• Stored entries:
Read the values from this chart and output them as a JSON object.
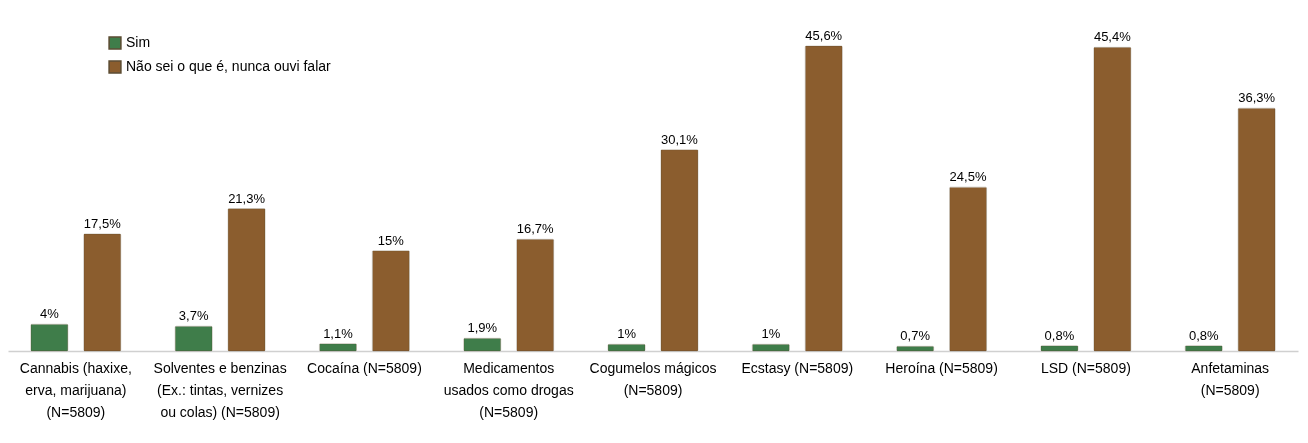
{
  "chart_data": {
    "type": "bar",
    "categories": [
      "Cannabis (haxixe, erva, marijuana) (N=5809)",
      "Solventes e benzinas (Ex.: tintas, vernizes ou colas) (N=5809)",
      "Cocaína (N=5809)",
      "Medicamentos usados como drogas (N=5809)",
      "Cogumelos mágicos (N=5809)",
      "Ecstasy (N=5809)",
      "Heroína (N=5809)",
      "LSD (N=5809)",
      "Anfetaminas (N=5809)"
    ],
    "series": [
      {
        "name": "Sim",
        "color": "#3f7d4a",
        "values": [
          4,
          3.7,
          1.1,
          1.9,
          1,
          1,
          0.7,
          0.8,
          0.8
        ],
        "value_labels": [
          "4%",
          "3,7%",
          "1,1%",
          "1,9%",
          "1%",
          "1%",
          "0,7%",
          "0,8%",
          "0,8%"
        ]
      },
      {
        "name": "Não sei o que é, nunca ouvi falar",
        "color": "#8b5d2e",
        "values": [
          17.5,
          21.3,
          15,
          16.7,
          30.1,
          45.6,
          24.5,
          45.4,
          36.3
        ],
        "value_labels": [
          "17,5%",
          "21,3%",
          "15%",
          "16,7%",
          "30,1%",
          "45,6%",
          "24,5%",
          "45,4%",
          "36,3%"
        ]
      }
    ],
    "legend": "top left"
  }
}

• WHAT YOU NEED TO DO:
Omit the pictures and restate the rest of the records verbatim.

• SOLUTION FOR THIS PROBLEM:
Read the values from this chart and output them as a JSON object.
{
  "chart_data": {
    "type": "bar",
    "categories": [
      "Cannabis (haxixe, erva, marijuana) (N=5809)",
      "Solventes e benzinas (Ex.: tintas, vernizes ou colas) (N=5809)",
      "Cocaína (N=5809)",
      "Medicamentos usados como drogas (N=5809)",
      "Cogumelos mágicos (N=5809)",
      "Ecstasy (N=5809)",
      "Heroína (N=5809)",
      "LSD (N=5809)",
      "Anfetaminas (N=5809)"
    ],
    "series": [
      {
        "name": "Sim",
        "color": "#3f7d4a",
        "values": [
          4,
          3.7,
          1.1,
          1.9,
          1,
          1,
          0.7,
          0.8,
          0.8
        ],
        "value_labels": [
          "4%",
          "3,7%",
          "1,1%",
          "1,9%",
          "1%",
          "1%",
          "0,7%",
          "0,8%",
          "0,8%"
        ]
      },
      {
        "name": "Não sei o que é, nunca ouvi falar",
        "color": "#8b5d2e",
        "values": [
          17.5,
          21.3,
          15,
          16.7,
          30.1,
          45.6,
          24.5,
          45.4,
          36.3
        ],
        "value_labels": [
          "17,5%",
          "21,3%",
          "15%",
          "16,7%",
          "30,1%",
          "45,6%",
          "24,5%",
          "45,4%",
          "36,3%"
        ]
      }
    ],
    "legend": "top left"
  }
}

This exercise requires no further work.